PROBLEM TO WORK ON: For each line below that includes the word "values", make a copy.

*-*-*

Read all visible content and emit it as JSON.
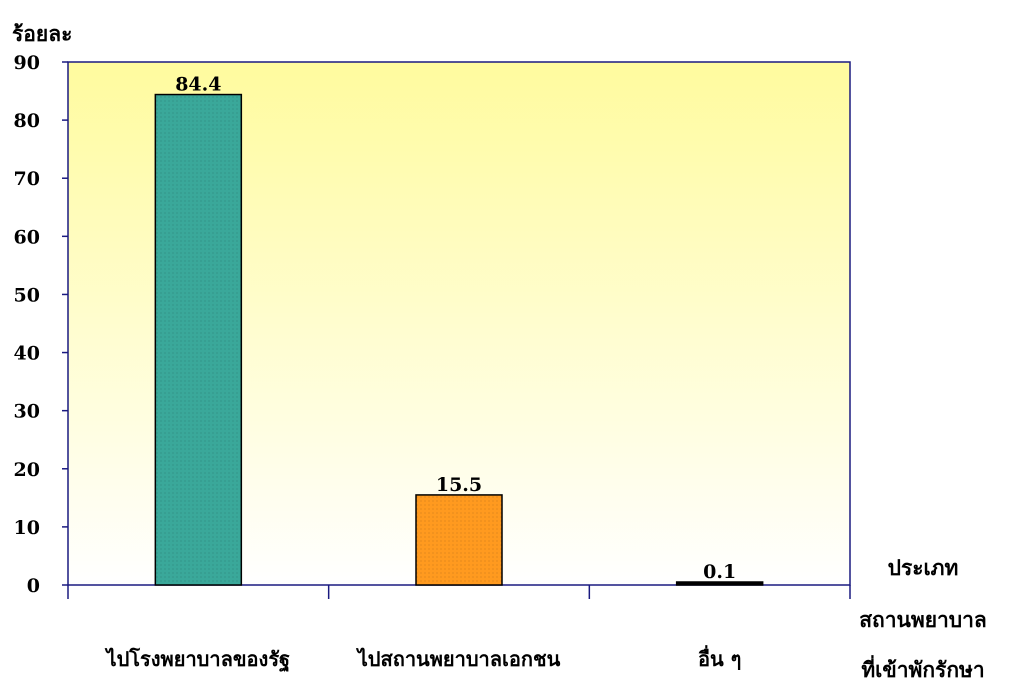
{
  "chart_data": {
    "type": "bar",
    "ylabel": "ร้อยละ",
    "xlabel_lines": [
      "ประเภท",
      "สถานพยาบาล",
      "ที่เข้าพักรักษา"
    ],
    "categories": [
      "ไปโรงพยาบาลของรัฐ",
      "ไปสถานพยาบาลเอกชน",
      "อื่น ๆ"
    ],
    "values": [
      84.4,
      15.5,
      0.1
    ],
    "data_labels": [
      "84.4",
      "15.5",
      "0.1"
    ],
    "ylim": [
      0,
      90
    ],
    "yticks": [
      0,
      10,
      20,
      30,
      40,
      50,
      60,
      70,
      80,
      90
    ],
    "bar_colors": [
      "#3aa89a",
      "#ff9a1f",
      "#000000"
    ],
    "background_gradient": [
      "#fffb9e",
      "#ffffff"
    ],
    "axis_color": "#1a1a80",
    "grid": false,
    "legend": "none"
  }
}
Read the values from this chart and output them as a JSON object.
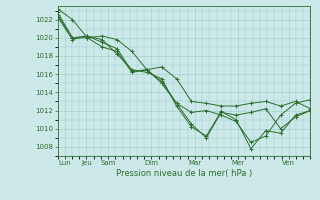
{
  "title": "Pression niveau de la mer( hPa )",
  "ylabel_ticks": [
    1008,
    1010,
    1012,
    1014,
    1016,
    1018,
    1020,
    1022
  ],
  "ylim": [
    1007.0,
    1023.5
  ],
  "xlabels": [
    "Lun",
    "Jeu",
    "Sam",
    "Dim",
    "Mar",
    "Mer",
    "Ven"
  ],
  "bg_color": "#cce8e8",
  "grid_color": "#99cccc",
  "line_color": "#2d6e2d",
  "lines": [
    [
      1023.2,
      1022.0,
      1020.0,
      1020.2,
      1019.8,
      1018.5,
      1016.5,
      1016.8,
      1015.5,
      1013.0,
      1012.8,
      1012.5,
      1012.5,
      1012.8,
      1013.0,
      1012.5,
      1013.0,
      1012.2
    ],
    [
      1022.8,
      1020.0,
      1020.2,
      1019.5,
      1018.8,
      1016.3,
      1016.5,
      1015.0,
      1012.8,
      1010.5,
      1009.0,
      1011.8,
      1011.5,
      1011.8,
      1012.2,
      1010.0,
      1011.3,
      1012.0
    ],
    [
      1022.5,
      1020.0,
      1020.0,
      1019.0,
      1018.5,
      1016.2,
      1016.5,
      1015.2,
      1012.8,
      1011.8,
      1012.0,
      1011.5,
      1010.8,
      1008.5,
      1009.2,
      1011.5,
      1012.8,
      1013.2
    ],
    [
      1022.3,
      1019.8,
      1020.2,
      1019.8,
      1018.2,
      1016.5,
      1016.2,
      1015.5,
      1012.5,
      1010.2,
      1009.2,
      1011.9,
      1011.0,
      1007.8,
      1009.8,
      1009.5,
      1011.5,
      1012.0
    ]
  ],
  "num_points": 18,
  "day_x_positions": [
    0.5,
    2.0,
    3.5,
    6.5,
    9.5,
    12.5,
    16.0
  ],
  "xlim": [
    0,
    17.5
  ]
}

*-*-*

ANSWER TO THIS TASK:
    "values": [
Read the values from this chart and output them as a JSON object.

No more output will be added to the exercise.